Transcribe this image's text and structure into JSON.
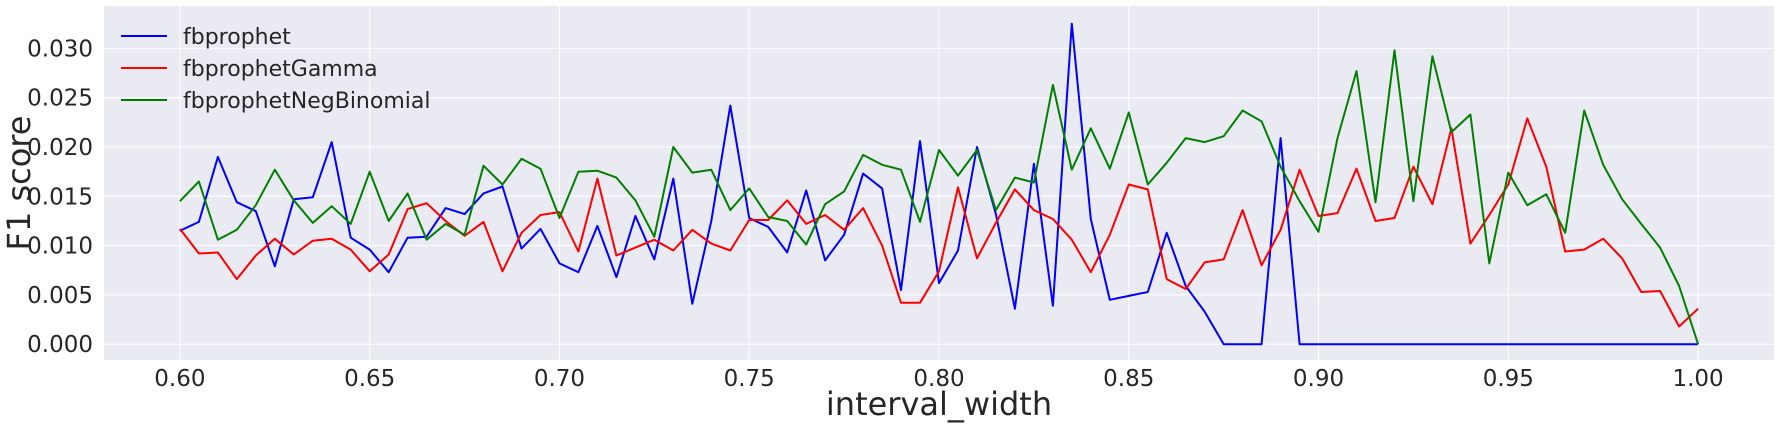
{
  "chart_data": {
    "type": "line",
    "xlabel": "interval_width",
    "ylabel": "F1 score",
    "xlim": [
      0.58,
      1.02
    ],
    "ylim": [
      -0.0016,
      0.0343
    ],
    "x_ticks": [
      "0.60",
      "0.65",
      "0.70",
      "0.75",
      "0.80",
      "0.85",
      "0.90",
      "0.95",
      "1.00"
    ],
    "y_ticks": [
      "0.000",
      "0.005",
      "0.010",
      "0.015",
      "0.020",
      "0.025",
      "0.030"
    ],
    "grid": true,
    "legend_position": "top-left",
    "x": [
      0.6,
      0.605,
      0.61,
      0.615,
      0.62,
      0.625,
      0.63,
      0.635,
      0.64,
      0.645,
      0.65,
      0.655,
      0.66,
      0.665,
      0.67,
      0.675,
      0.68,
      0.685,
      0.69,
      0.695,
      0.7,
      0.705,
      0.71,
      0.715,
      0.72,
      0.725,
      0.73,
      0.735,
      0.74,
      0.745,
      0.75,
      0.755,
      0.76,
      0.765,
      0.77,
      0.775,
      0.78,
      0.785,
      0.79,
      0.795,
      0.8,
      0.805,
      0.81,
      0.815,
      0.82,
      0.825,
      0.83,
      0.835,
      0.84,
      0.845,
      0.85,
      0.855,
      0.86,
      0.865,
      0.87,
      0.875,
      0.88,
      0.885,
      0.89,
      0.895,
      0.9,
      0.905,
      0.91,
      0.915,
      0.92,
      0.925,
      0.93,
      0.935,
      0.94,
      0.945,
      0.95,
      0.955,
      0.96,
      0.965,
      0.97,
      0.975,
      0.98,
      0.985,
      0.99,
      0.995,
      1.0
    ],
    "series": [
      {
        "name": "fbprophet",
        "color": "#0000ff",
        "values": [
          0.0115,
          0.0124,
          0.019,
          0.0144,
          0.0135,
          0.0079,
          0.0147,
          0.0149,
          0.0205,
          0.0108,
          0.0096,
          0.0073,
          0.0108,
          0.0109,
          0.0138,
          0.0132,
          0.0153,
          0.016,
          0.0097,
          0.0117,
          0.0082,
          0.0073,
          0.012,
          0.0068,
          0.013,
          0.0086,
          0.0168,
          0.0041,
          0.0125,
          0.0242,
          0.0128,
          0.0119,
          0.0093,
          0.0156,
          0.0085,
          0.0111,
          0.0173,
          0.0158,
          0.0055,
          0.0206,
          0.0062,
          0.0095,
          0.02,
          0.0132,
          0.0036,
          0.0183,
          0.0039,
          0.0325,
          0.0127,
          0.0045,
          0.0049,
          0.0053,
          0.0113,
          0.0059,
          0.0033,
          0.0,
          0.0,
          0.0,
          0.0209,
          0.0,
          0.0,
          0.0,
          0.0,
          0.0,
          0.0,
          0.0,
          0.0,
          0.0,
          0.0,
          0.0,
          0.0,
          0.0,
          0.0,
          0.0,
          0.0,
          0.0,
          0.0,
          0.0,
          0.0,
          0.0,
          0.0
        ]
      },
      {
        "name": "fbprophetGamma",
        "color": "#ff0000",
        "values": [
          0.0117,
          0.0092,
          0.0093,
          0.0066,
          0.009,
          0.0107,
          0.0091,
          0.0105,
          0.0107,
          0.0096,
          0.0074,
          0.0091,
          0.0137,
          0.0143,
          0.0125,
          0.011,
          0.0124,
          0.0074,
          0.0113,
          0.0131,
          0.0134,
          0.0094,
          0.0168,
          0.009,
          0.0098,
          0.0106,
          0.0095,
          0.0116,
          0.0102,
          0.0095,
          0.0126,
          0.0126,
          0.0146,
          0.0122,
          0.0131,
          0.0116,
          0.0138,
          0.01,
          0.0042,
          0.0042,
          0.0074,
          0.0159,
          0.0087,
          0.0123,
          0.0157,
          0.0136,
          0.0127,
          0.0106,
          0.0073,
          0.0111,
          0.0162,
          0.0157,
          0.0066,
          0.0056,
          0.0083,
          0.0086,
          0.0136,
          0.008,
          0.0116,
          0.0177,
          0.013,
          0.0133,
          0.0178,
          0.0125,
          0.0128,
          0.018,
          0.0142,
          0.0219,
          0.0102,
          0.0131,
          0.0162,
          0.0229,
          0.018,
          0.0094,
          0.0096,
          0.0107,
          0.0087,
          0.0053,
          0.0054,
          0.0018,
          0.0036
        ]
      },
      {
        "name": "fbprophetNegBinomial",
        "color": "#008000",
        "values": [
          0.0145,
          0.0165,
          0.0106,
          0.0116,
          0.0141,
          0.0177,
          0.0146,
          0.0123,
          0.014,
          0.0122,
          0.0175,
          0.0125,
          0.0153,
          0.0106,
          0.0122,
          0.0111,
          0.0181,
          0.0162,
          0.0188,
          0.0178,
          0.0128,
          0.0175,
          0.0176,
          0.0169,
          0.0146,
          0.0109,
          0.02,
          0.0174,
          0.0177,
          0.0136,
          0.0158,
          0.0129,
          0.0125,
          0.0101,
          0.0142,
          0.0155,
          0.0192,
          0.0182,
          0.0177,
          0.0124,
          0.0197,
          0.0171,
          0.0197,
          0.0136,
          0.0169,
          0.0164,
          0.0263,
          0.0177,
          0.0219,
          0.0178,
          0.0235,
          0.0162,
          0.0184,
          0.0209,
          0.0205,
          0.0211,
          0.0237,
          0.0226,
          0.018,
          0.0145,
          0.0114,
          0.0209,
          0.0277,
          0.0144,
          0.0298,
          0.0145,
          0.0292,
          0.0215,
          0.0233,
          0.0082,
          0.0174,
          0.0141,
          0.0152,
          0.0113,
          0.0237,
          0.0182,
          0.0147,
          0.0122,
          0.0098,
          0.0059,
          0.0
        ]
      }
    ]
  },
  "colors": {
    "axes_background": "#eaeaf2",
    "grid": "#ffffff",
    "text": "#262626"
  }
}
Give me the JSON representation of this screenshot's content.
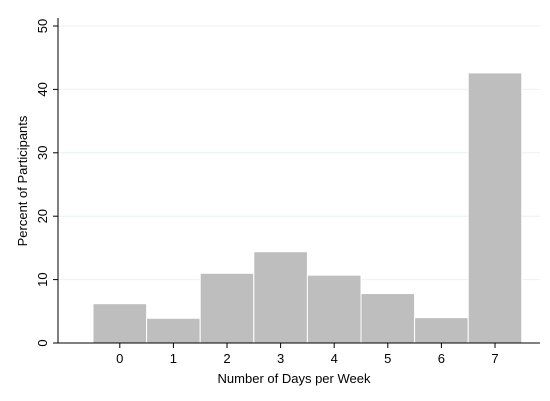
{
  "chart_data": {
    "type": "bar",
    "categories": [
      "0",
      "1",
      "2",
      "3",
      "4",
      "5",
      "6",
      "7"
    ],
    "values": [
      6.2,
      3.9,
      11.0,
      14.4,
      10.7,
      7.8,
      4.0,
      42.6
    ],
    "title": "",
    "xlabel": "Number of Days per Week",
    "ylabel": "Percent of Participants",
    "ylim": [
      0,
      50
    ],
    "yticks": [
      "0",
      "10",
      "20",
      "30",
      "40",
      "50"
    ],
    "grid": true,
    "colors": {
      "bar_fill": "#bebebe",
      "bar_stroke": "#ffffff",
      "grid": "#eaf2f3",
      "axis": "#000000"
    }
  }
}
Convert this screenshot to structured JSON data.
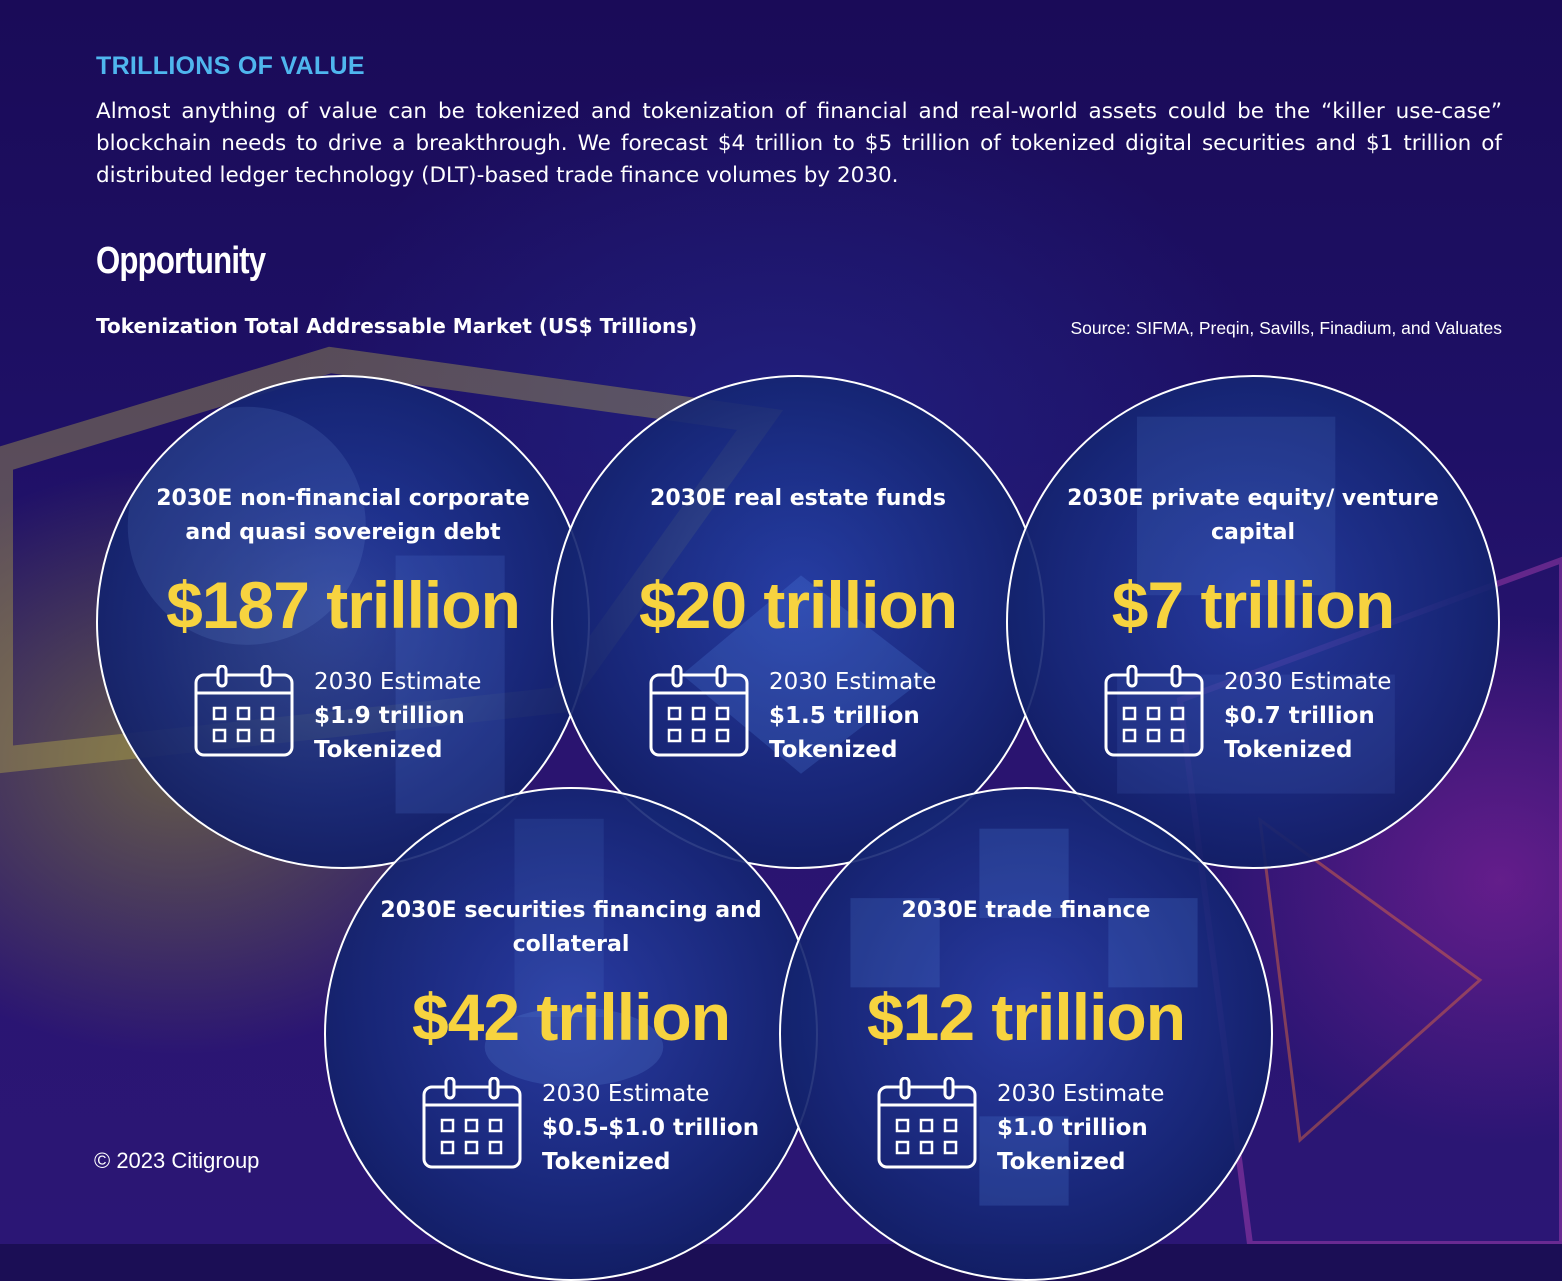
{
  "kicker": "TRILLIONS OF VALUE",
  "intro": "Almost anything of value can be tokenized and tokenization of financial and real-world assets could be the “killer use-case” blockchain needs to drive a breakthrough. We forecast $4 trillion to $5 trillion of tokenized digital securities and $1 trillion of distributed ledger technology (DLT)-based trade finance volumes by 2030.",
  "heading": "Opportunity",
  "subheading": "Tokenization Total Addressable Market (US$ Trillions)",
  "source": "Source: SIFMA, Preqin, Savills, Finadium, and Valuates",
  "copyright": "© 2023 Citigroup",
  "colors": {
    "accent_blue": "#4fb6ee",
    "value_yellow": "#f7d33f",
    "ring": "#ffffff"
  },
  "markets": [
    {
      "label": "2030E non-financial corporate and quasi sovereign debt",
      "value": "$187 trillion",
      "estimate_label": "2030 Estimate",
      "tokenized_value": "$1.9 trillion",
      "tokenized_label": "Tokenized",
      "icon": "calendar-icon"
    },
    {
      "label": "2030E real estate funds",
      "value": "$20 trillion",
      "estimate_label": "2030 Estimate",
      "tokenized_value": "$1.5 trillion",
      "tokenized_label": "Tokenized",
      "icon": "calendar-icon"
    },
    {
      "label": "2030E private equity/ venture capital",
      "value": "$7 trillion",
      "estimate_label": "2030 Estimate",
      "tokenized_value": "$0.7 trillion",
      "tokenized_label": "Tokenized",
      "icon": "calendar-icon"
    },
    {
      "label": "2030E securities financing and collateral",
      "value": "$42 trillion",
      "estimate_label": "2030 Estimate",
      "tokenized_value": "$0.5-$1.0 trillion",
      "tokenized_label": "Tokenized",
      "icon": "calendar-icon"
    },
    {
      "label": "2030E trade finance",
      "value": "$12 trillion",
      "estimate_label": "2030 Estimate",
      "tokenized_value": "$1.0 trillion",
      "tokenized_label": "Tokenized",
      "icon": "calendar-icon"
    }
  ]
}
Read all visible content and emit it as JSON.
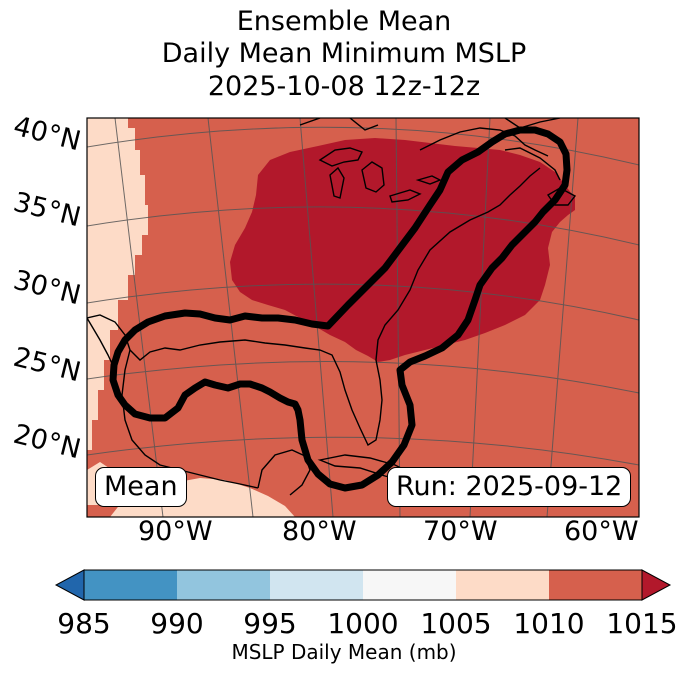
{
  "title": {
    "line1": "Ensemble Mean",
    "line2": "Daily Mean Minimum MSLP",
    "line3": "2025-10-08 12z-12z"
  },
  "map": {
    "lat_labels": [
      "40°N",
      "35°N",
      "30°N",
      "25°N",
      "20°N"
    ],
    "lon_labels": [
      "90°W",
      "80°W",
      "70°W",
      "60°W"
    ],
    "mean_label": "Mean",
    "run_label": "Run: 2025-09-12",
    "fill_colors": {
      "1005_1010": "#fddbc7",
      "1010_1015": "#d6604d",
      "above_1015": "#b2182b"
    },
    "contour_color": "#000000"
  },
  "colorbar": {
    "ticks": [
      "985",
      "990",
      "995",
      "1000",
      "1005",
      "1010",
      "1015"
    ],
    "colors": [
      "#2166ac",
      "#4393c3",
      "#92c5de",
      "#d1e5f0",
      "#f7f7f7",
      "#fddbc7",
      "#d6604d",
      "#b2182b"
    ],
    "label": "MSLP Daily Mean (mb)"
  }
}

--

Your task:
Go through the records. Copy each line where "text" appears.

Solution to this exercise:
Transcribe this image's text and structure into JSON.
    "text": "#262626"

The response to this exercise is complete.